(Task to complete):
Of all the lines in these entries, how many contain the string "过去十年的工业企业利润增速"? Give only that count.
_ _ _
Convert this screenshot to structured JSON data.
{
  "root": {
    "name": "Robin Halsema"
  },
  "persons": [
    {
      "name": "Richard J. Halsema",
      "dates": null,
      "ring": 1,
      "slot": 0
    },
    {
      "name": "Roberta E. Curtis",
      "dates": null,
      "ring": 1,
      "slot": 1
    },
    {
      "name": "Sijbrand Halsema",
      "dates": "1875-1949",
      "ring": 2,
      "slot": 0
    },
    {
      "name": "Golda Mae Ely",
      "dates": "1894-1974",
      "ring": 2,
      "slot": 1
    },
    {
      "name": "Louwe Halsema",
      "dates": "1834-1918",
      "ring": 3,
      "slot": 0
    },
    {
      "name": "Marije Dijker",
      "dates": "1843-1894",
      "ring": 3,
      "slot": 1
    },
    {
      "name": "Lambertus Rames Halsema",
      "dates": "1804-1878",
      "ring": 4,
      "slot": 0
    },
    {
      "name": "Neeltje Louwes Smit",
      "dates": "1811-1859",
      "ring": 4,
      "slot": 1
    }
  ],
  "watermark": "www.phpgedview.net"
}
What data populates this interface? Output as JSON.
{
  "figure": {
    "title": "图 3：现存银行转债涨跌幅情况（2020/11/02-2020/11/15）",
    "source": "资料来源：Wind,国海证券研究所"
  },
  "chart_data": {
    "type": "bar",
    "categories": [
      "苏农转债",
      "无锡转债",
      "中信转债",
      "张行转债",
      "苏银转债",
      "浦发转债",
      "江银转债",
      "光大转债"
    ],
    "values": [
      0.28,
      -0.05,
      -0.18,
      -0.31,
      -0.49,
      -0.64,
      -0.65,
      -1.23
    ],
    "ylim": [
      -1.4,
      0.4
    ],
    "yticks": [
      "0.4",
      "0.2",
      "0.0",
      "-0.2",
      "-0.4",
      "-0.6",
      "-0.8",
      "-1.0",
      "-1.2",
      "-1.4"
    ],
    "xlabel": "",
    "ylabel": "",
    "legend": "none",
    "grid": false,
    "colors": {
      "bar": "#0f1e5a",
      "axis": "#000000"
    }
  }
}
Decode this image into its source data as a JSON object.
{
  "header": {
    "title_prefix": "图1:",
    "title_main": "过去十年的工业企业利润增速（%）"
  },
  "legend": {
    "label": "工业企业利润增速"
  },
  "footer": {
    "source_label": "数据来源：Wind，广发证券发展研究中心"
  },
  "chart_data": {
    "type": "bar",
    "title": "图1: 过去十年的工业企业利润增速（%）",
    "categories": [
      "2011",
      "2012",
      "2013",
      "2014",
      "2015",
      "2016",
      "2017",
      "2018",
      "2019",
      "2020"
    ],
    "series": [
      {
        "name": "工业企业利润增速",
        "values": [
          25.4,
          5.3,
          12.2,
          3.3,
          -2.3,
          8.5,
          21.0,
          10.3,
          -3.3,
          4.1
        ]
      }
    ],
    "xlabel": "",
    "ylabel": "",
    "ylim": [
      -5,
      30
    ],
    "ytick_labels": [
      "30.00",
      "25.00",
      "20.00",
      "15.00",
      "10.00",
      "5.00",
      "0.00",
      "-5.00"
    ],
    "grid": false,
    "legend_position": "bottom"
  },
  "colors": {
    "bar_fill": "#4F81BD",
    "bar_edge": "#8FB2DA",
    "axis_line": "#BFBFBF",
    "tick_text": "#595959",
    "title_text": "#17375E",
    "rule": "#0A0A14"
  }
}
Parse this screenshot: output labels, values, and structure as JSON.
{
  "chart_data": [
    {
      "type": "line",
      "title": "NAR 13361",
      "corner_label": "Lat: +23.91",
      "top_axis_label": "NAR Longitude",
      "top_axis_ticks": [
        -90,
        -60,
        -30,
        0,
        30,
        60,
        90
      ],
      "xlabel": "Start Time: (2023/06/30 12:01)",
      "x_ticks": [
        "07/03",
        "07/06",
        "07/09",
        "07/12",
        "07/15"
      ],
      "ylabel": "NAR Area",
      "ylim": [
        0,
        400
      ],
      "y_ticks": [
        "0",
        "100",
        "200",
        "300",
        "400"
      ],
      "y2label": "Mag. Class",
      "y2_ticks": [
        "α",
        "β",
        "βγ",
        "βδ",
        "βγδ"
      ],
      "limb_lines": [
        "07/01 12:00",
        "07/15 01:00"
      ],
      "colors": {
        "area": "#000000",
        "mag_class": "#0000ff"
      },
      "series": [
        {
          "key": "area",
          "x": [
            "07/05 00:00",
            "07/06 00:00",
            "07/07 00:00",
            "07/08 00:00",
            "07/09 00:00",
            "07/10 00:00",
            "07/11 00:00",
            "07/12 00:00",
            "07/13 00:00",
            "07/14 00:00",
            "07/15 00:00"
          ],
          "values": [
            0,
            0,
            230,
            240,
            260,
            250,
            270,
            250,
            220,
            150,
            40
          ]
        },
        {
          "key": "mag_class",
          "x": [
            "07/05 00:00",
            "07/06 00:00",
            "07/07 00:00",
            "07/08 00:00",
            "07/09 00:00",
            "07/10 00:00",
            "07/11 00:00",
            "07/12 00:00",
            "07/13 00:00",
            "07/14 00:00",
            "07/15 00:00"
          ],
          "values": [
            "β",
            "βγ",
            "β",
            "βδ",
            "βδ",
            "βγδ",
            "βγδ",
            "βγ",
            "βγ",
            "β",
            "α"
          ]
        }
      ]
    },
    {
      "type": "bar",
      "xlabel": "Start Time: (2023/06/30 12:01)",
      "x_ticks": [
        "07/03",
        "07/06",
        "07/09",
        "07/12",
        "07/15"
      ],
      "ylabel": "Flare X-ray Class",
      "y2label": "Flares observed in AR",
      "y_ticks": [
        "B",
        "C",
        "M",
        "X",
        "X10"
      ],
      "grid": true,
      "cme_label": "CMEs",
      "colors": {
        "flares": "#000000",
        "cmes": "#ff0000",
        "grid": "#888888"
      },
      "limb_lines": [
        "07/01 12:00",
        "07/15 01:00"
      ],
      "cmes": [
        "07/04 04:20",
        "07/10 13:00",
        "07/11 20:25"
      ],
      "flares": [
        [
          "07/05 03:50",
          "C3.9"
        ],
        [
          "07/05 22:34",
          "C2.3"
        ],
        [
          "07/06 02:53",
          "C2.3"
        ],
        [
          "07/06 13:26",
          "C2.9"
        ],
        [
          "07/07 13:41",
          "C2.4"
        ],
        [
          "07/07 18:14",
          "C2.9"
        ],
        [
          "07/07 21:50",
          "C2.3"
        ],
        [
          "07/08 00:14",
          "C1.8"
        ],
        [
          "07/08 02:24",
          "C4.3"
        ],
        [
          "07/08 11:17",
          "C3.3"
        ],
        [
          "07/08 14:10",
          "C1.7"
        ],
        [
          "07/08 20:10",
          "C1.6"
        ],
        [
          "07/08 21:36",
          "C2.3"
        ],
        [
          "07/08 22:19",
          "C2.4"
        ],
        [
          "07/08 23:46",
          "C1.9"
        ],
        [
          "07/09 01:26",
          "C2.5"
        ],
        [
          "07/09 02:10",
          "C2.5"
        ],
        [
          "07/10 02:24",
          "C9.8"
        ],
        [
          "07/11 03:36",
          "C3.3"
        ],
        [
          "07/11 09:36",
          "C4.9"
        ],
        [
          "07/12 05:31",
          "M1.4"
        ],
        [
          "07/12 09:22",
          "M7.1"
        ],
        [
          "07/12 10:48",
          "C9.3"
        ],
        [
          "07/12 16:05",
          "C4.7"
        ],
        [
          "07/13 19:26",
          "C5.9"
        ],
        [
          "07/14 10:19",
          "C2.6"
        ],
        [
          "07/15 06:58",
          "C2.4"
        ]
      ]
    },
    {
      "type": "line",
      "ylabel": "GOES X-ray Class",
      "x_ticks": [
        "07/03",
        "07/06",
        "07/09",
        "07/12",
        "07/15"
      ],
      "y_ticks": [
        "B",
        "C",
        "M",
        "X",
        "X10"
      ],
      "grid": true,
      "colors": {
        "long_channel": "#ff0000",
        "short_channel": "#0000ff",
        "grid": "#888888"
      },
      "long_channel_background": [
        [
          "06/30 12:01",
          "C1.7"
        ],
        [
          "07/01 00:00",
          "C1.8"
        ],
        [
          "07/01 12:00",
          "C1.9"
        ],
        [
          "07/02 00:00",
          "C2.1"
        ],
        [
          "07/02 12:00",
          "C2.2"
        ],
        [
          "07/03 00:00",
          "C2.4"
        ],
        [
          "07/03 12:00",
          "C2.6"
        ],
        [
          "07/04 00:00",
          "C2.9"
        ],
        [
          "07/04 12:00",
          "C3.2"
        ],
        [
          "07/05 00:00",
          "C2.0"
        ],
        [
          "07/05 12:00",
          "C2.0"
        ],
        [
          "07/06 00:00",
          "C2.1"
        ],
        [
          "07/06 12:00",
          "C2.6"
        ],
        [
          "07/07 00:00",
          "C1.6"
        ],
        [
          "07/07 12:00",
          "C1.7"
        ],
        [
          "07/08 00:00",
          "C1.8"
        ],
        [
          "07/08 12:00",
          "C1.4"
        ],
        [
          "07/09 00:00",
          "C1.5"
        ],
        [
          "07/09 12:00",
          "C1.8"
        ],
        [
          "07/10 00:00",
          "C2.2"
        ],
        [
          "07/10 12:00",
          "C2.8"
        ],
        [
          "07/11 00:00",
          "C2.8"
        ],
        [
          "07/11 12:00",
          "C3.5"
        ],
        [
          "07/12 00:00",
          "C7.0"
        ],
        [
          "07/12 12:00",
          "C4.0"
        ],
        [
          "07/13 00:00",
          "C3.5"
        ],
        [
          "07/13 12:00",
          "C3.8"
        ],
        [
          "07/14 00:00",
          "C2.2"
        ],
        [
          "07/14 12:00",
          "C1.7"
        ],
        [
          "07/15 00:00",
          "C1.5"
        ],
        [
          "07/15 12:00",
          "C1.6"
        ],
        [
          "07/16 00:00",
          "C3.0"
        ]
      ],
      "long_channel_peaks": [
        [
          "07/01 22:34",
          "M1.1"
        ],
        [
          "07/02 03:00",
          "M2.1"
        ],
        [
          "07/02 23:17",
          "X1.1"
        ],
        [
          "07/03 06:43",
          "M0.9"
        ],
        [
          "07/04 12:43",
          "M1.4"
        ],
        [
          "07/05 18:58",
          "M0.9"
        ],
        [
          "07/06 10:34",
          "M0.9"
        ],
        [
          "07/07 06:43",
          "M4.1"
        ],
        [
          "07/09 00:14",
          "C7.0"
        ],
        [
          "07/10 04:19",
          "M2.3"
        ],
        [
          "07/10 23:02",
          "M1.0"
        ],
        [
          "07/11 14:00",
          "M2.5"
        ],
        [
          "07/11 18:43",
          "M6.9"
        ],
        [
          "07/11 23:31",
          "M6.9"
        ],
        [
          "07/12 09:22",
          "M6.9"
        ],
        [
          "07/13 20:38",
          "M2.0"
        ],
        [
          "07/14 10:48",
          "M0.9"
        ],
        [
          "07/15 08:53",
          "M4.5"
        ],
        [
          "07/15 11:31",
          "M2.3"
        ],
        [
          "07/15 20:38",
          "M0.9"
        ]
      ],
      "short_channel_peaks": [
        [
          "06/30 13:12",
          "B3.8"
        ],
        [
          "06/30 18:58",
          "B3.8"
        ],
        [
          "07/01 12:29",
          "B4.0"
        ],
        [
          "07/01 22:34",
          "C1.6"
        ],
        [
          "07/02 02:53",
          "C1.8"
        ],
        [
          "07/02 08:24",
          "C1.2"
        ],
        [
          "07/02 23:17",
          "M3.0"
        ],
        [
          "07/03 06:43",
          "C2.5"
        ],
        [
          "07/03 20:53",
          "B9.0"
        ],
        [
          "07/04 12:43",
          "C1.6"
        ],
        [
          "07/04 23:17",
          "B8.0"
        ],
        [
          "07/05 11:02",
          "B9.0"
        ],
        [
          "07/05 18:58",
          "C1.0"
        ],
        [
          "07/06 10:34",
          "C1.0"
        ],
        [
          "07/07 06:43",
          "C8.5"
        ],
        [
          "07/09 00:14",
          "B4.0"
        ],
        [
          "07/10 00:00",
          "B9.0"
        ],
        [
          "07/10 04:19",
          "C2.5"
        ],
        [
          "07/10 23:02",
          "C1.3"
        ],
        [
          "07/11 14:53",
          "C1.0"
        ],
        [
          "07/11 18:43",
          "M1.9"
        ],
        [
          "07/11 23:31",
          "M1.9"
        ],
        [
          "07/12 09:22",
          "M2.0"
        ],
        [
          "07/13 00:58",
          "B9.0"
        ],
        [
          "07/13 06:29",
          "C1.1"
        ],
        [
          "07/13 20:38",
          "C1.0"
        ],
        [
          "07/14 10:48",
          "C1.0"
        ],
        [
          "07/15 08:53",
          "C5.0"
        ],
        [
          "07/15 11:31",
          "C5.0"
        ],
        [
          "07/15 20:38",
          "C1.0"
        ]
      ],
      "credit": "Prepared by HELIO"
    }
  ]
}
_ _ _
(Result of this exercise):
2